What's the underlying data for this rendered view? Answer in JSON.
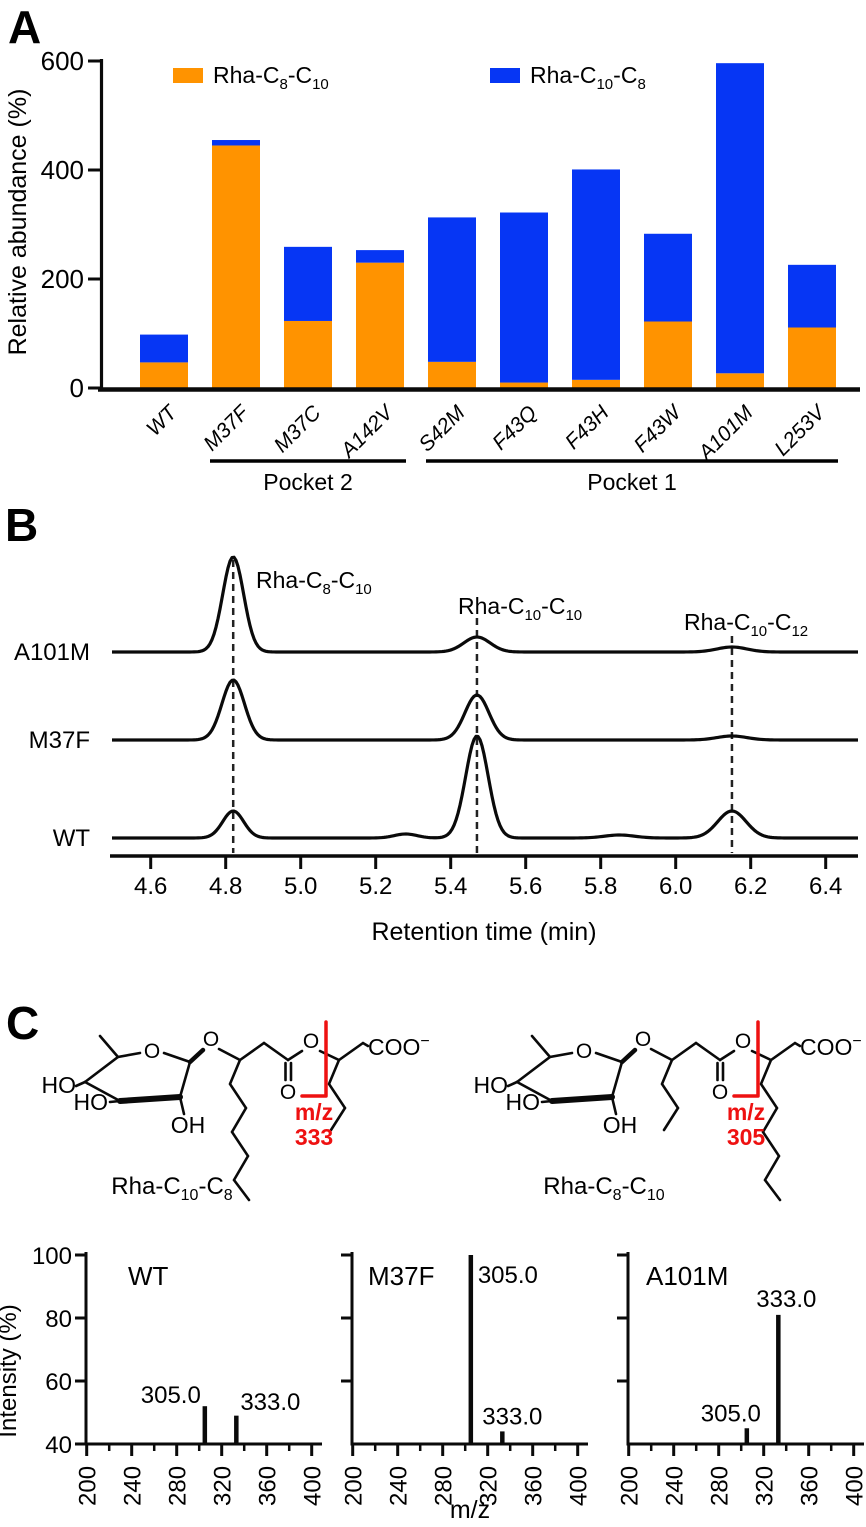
{
  "letters": {
    "a": "A",
    "b": "B",
    "c": "C"
  },
  "chart_data": [
    {
      "type": "bar",
      "stacked": true,
      "ylabel": "Relative abundance (%)",
      "ylim": [
        0,
        600
      ],
      "yticks": [
        0,
        200,
        400,
        600
      ],
      "grid": false,
      "legend_position": "top-inside",
      "categories": [
        "WT",
        "M37F",
        "M37C",
        "A142V",
        "S42M",
        "F43Q",
        "F43H",
        "F43W",
        "A101M",
        "L253V"
      ],
      "series": [
        {
          "name_parts": [
            "Rha-C",
            "8",
            "-C",
            "10"
          ],
          "color": "#FF9300",
          "values": [
            47,
            445,
            123,
            230,
            48,
            10,
            15,
            122,
            27,
            111
          ]
        },
        {
          "name_parts": [
            "Rha-C",
            "10",
            "-C",
            "8"
          ],
          "color": "#0636F4",
          "values": [
            51,
            10,
            136,
            23,
            265,
            312,
            386,
            161,
            569,
            115
          ]
        }
      ],
      "groups": [
        {
          "label": "Pocket 2",
          "from": 1,
          "to": 3
        },
        {
          "label": "Pocket 1",
          "from": 4,
          "to": 9
        }
      ]
    },
    {
      "type": "line",
      "subtype": "chromatogram-stack",
      "xlabel": "Retention time (min)",
      "x_range": [
        4.49,
        6.49
      ],
      "x_ticks": [
        "4.6",
        "4.8",
        "5.0",
        "5.2",
        "5.4",
        "5.6",
        "5.8",
        "6.0",
        "6.2",
        "6.4"
      ],
      "marker_times": [
        4.82,
        5.47,
        6.15
      ],
      "peak_annotations": [
        {
          "parts": [
            "Rha-C",
            "8",
            "-C",
            "10"
          ]
        },
        {
          "parts": [
            "Rha-C",
            "10",
            "-C",
            "10"
          ]
        },
        {
          "parts": [
            "Rha-C",
            "10",
            "-C",
            "12"
          ]
        }
      ],
      "traces": [
        {
          "label": "A101M",
          "peaks": [
            {
              "t": 4.82,
              "h": 95,
              "sd": 0.028
            },
            {
              "t": 5.47,
              "h": 15,
              "sd": 0.035
            },
            {
              "t": 6.15,
              "h": 5,
              "sd": 0.04
            }
          ]
        },
        {
          "label": "M37F",
          "peaks": [
            {
              "t": 4.82,
              "h": 60,
              "sd": 0.03
            },
            {
              "t": 5.47,
              "h": 45,
              "sd": 0.032
            },
            {
              "t": 6.15,
              "h": 4,
              "sd": 0.04
            }
          ]
        },
        {
          "label": "WT",
          "peaks": [
            {
              "t": 4.82,
              "h": 27,
              "sd": 0.028
            },
            {
              "t": 5.28,
              "h": 4,
              "sd": 0.03
            },
            {
              "t": 5.47,
              "h": 102,
              "sd": 0.03
            },
            {
              "t": 5.85,
              "h": 3,
              "sd": 0.04
            },
            {
              "t": 6.15,
              "h": 27,
              "sd": 0.038
            }
          ]
        }
      ]
    },
    {
      "type": "bar",
      "subtype": "mass-spectra",
      "ylabel": "Intensity (%)",
      "xlabel": "m/z",
      "ylim": [
        40,
        100
      ],
      "yticks": [
        40,
        60,
        80,
        100
      ],
      "xticks": [
        200,
        240,
        280,
        320,
        360,
        400
      ],
      "panels": [
        {
          "label": "WT",
          "peaks": [
            {
              "mz": 305.0,
              "intensity": 52,
              "annotation": "305.0"
            },
            {
              "mz": 333.0,
              "intensity": 49,
              "annotation": "333.0"
            }
          ]
        },
        {
          "label": "M37F",
          "peaks": [
            {
              "mz": 305.0,
              "intensity": 100,
              "annotation": "305.0"
            },
            {
              "mz": 333.0,
              "intensity": 44,
              "annotation": "333.0"
            }
          ]
        },
        {
          "label": "A101M",
          "peaks": [
            {
              "mz": 305.0,
              "intensity": 45,
              "annotation": "305.0"
            },
            {
              "mz": 333.0,
              "intensity": 81,
              "annotation": "333.0"
            }
          ]
        }
      ]
    }
  ],
  "structures": {
    "items": [
      {
        "name_parts": [
          "Rha-C",
          "10",
          "-C",
          "8"
        ],
        "fragment_label": "m/z",
        "fragment_mz": "333",
        "labels": {
          "ho_top": "HO",
          "ho_bottom": "HO",
          "oh": "OH",
          "ring_o": "O",
          "glycosidic_o": "O",
          "carbonyl_o": "O",
          "ester_o": "O",
          "carboxylate": "COO",
          "charge": "−"
        }
      },
      {
        "name_parts": [
          "Rha-C",
          "8",
          "-C",
          "10"
        ],
        "fragment_label": "m/z",
        "fragment_mz": "305",
        "labels": {
          "ho_top": "HO",
          "ho_bottom": "HO",
          "oh": "OH",
          "ring_o": "O",
          "glycosidic_o": "O",
          "carbonyl_o": "O",
          "ester_o": "O",
          "carboxylate": "COO",
          "charge": "−"
        }
      }
    ]
  },
  "colors": {
    "accent_orange": "#FF9300",
    "accent_blue": "#0636F4",
    "fragment_red": "#EE1111",
    "ink": "#0a0a0a"
  }
}
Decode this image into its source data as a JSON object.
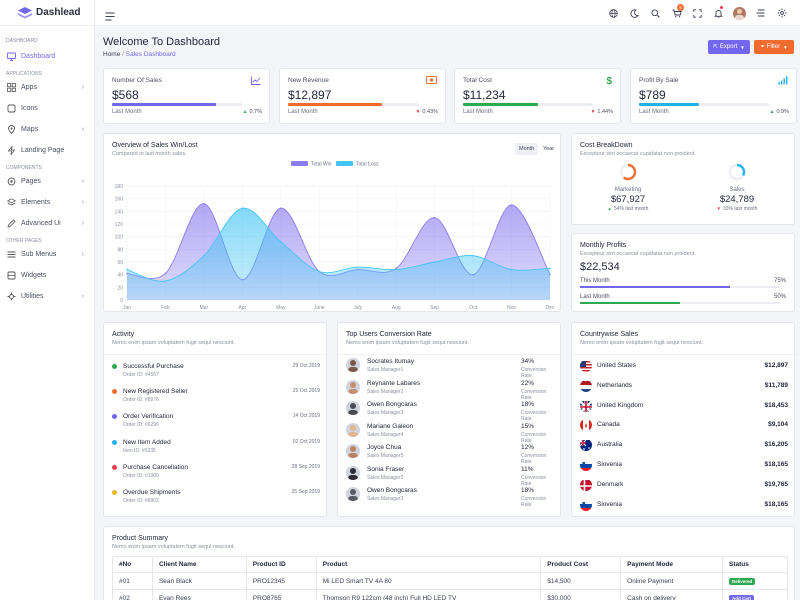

# # #

**JOB:**
Using the material above, retype each entry exactly and omit the pictures.

**EXERCISE RESULT:**
What's the underlying data for this rendered view? Answer in JSON.
{
  "letters": {
    "a": "A",
    "b": "B",
    "c": "C"
  },
  "chart_data": [
    {
      "type": "bar",
      "stacked": true,
      "ylabel": "Relative abundance (%)",
      "ylim": [
        0,
        600
      ],
      "yticks": [
        0,
        200,
        400,
        600
      ],
      "grid": false,
      "legend_position": "top-inside",
      "categories": [
        "WT",
        "M37F",
        "M37C",
        "A142V",
        "S42M",
        "F43Q",
        "F43H",
        "F43W",
        "A101M",
        "L253V"
      ],
      "series": [
        {
          "name_parts": [
            "Rha-C",
            "8",
            "-C",
            "10"
          ],
          "color": "#FF9300",
          "values": [
            47,
            445,
            123,
            230,
            48,
            10,
            15,
            122,
            27,
            111
          ]
        },
        {
          "name_parts": [
            "Rha-C",
            "10",
            "-C",
            "8"
          ],
          "color": "#0636F4",
          "values": [
            51,
            10,
            136,
            23,
            265,
            312,
            386,
            161,
            569,
            115
          ]
        }
      ],
      "groups": [
        {
          "label": "Pocket 2",
          "from": 1,
          "to": 3
        },
        {
          "label": "Pocket 1",
          "from": 4,
          "to": 9
        }
      ]
    },
    {
      "type": "line",
      "subtype": "chromatogram-stack",
      "xlabel": "Retention time (min)",
      "x_range": [
        4.49,
        6.49
      ],
      "x_ticks": [
        "4.6",
        "4.8",
        "5.0",
        "5.2",
        "5.4",
        "5.6",
        "5.8",
        "6.0",
        "6.2",
        "6.4"
      ],
      "marker_times": [
        4.82,
        5.47,
        6.15
      ],
      "peak_annotations": [
        {
          "parts": [
            "Rha-C",
            "8",
            "-C",
            "10"
          ]
        },
        {
          "parts": [
            "Rha-C",
            "10",
            "-C",
            "10"
          ]
        },
        {
          "parts": [
            "Rha-C",
            "10",
            "-C",
            "12"
          ]
        }
      ],
      "traces": [
        {
          "label": "A101M",
          "peaks": [
            {
              "t": 4.82,
              "h": 95,
              "sd": 0.028
            },
            {
              "t": 5.47,
              "h": 15,
              "sd": 0.035
            },
            {
              "t": 6.15,
              "h": 5,
              "sd": 0.04
            }
          ]
        },
        {
          "label": "M37F",
          "peaks": [
            {
              "t": 4.82,
              "h": 60,
              "sd": 0.03
            },
            {
              "t": 5.47,
              "h": 45,
              "sd": 0.032
            },
            {
              "t": 6.15,
              "h": 4,
              "sd": 0.04
            }
          ]
        },
        {
          "label": "WT",
          "peaks": [
            {
              "t": 4.82,
              "h": 27,
              "sd": 0.028
            },
            {
              "t": 5.28,
              "h": 4,
              "sd": 0.03
            },
            {
              "t": 5.47,
              "h": 102,
              "sd": 0.03
            },
            {
              "t": 5.85,
              "h": 3,
              "sd": 0.04
            },
            {
              "t": 6.15,
              "h": 27,
              "sd": 0.038
            }
          ]
        }
      ]
    },
    {
      "type": "bar",
      "subtype": "mass-spectra",
      "ylabel": "Intensity (%)",
      "xlabel": "m/z",
      "ylim": [
        40,
        100
      ],
      "yticks": [
        40,
        60,
        80,
        100
      ],
      "xticks": [
        200,
        240,
        280,
        320,
        360,
        400
      ],
      "panels": [
        {
          "label": "WT",
          "peaks": [
            {
              "mz": 305.0,
              "intensity": 52,
              "annotation": "305.0"
            },
            {
              "mz": 333.0,
              "intensity": 49,
              "annotation": "333.0"
            }
          ]
        },
        {
          "label": "M37F",
          "peaks": [
            {
              "mz": 305.0,
              "intensity": 100,
              "annotation": "305.0"
            },
            {
              "mz": 333.0,
              "intensity": 44,
              "annotation": "333.0"
            }
          ]
        },
        {
          "label": "A101M",
          "peaks": [
            {
              "mz": 305.0,
              "intensity": 45,
              "annotation": "305.0"
            },
            {
              "mz": 333.0,
              "intensity": 81,
              "annotation": "333.0"
            }
          ]
        }
      ]
    }
  ],
  "structures": {
    "items": [
      {
        "name_parts": [
          "Rha-C",
          "10",
          "-C",
          "8"
        ],
        "fragment_label": "m/z",
        "fragment_mz": "333",
        "labels": {
          "ho_top": "HO",
          "ho_bottom": "HO",
          "oh": "OH",
          "ring_o": "O",
          "glycosidic_o": "O",
          "carbonyl_o": "O",
          "ester_o": "O",
          "carboxylate": "COO",
          "charge": "−"
        }
      },
      {
        "name_parts": [
          "Rha-C",
          "8",
          "-C",
          "10"
        ],
        "fragment_label": "m/z",
        "fragment_mz": "305",
        "labels": {
          "ho_top": "HO",
          "ho_bottom": "HO",
          "oh": "OH",
          "ring_o": "O",
          "glycosidic_o": "O",
          "carbonyl_o": "O",
          "ester_o": "O",
          "carboxylate": "COO",
          "charge": "−"
        }
      }
    ]
  },
  "colors": {
    "accent_orange": "#FF9300",
    "accent_blue": "#0636F4",
    "fragment_red": "#EE1111",
    "ink": "#0a0a0a"
  }
}
Decode this image into its source data as a JSON object.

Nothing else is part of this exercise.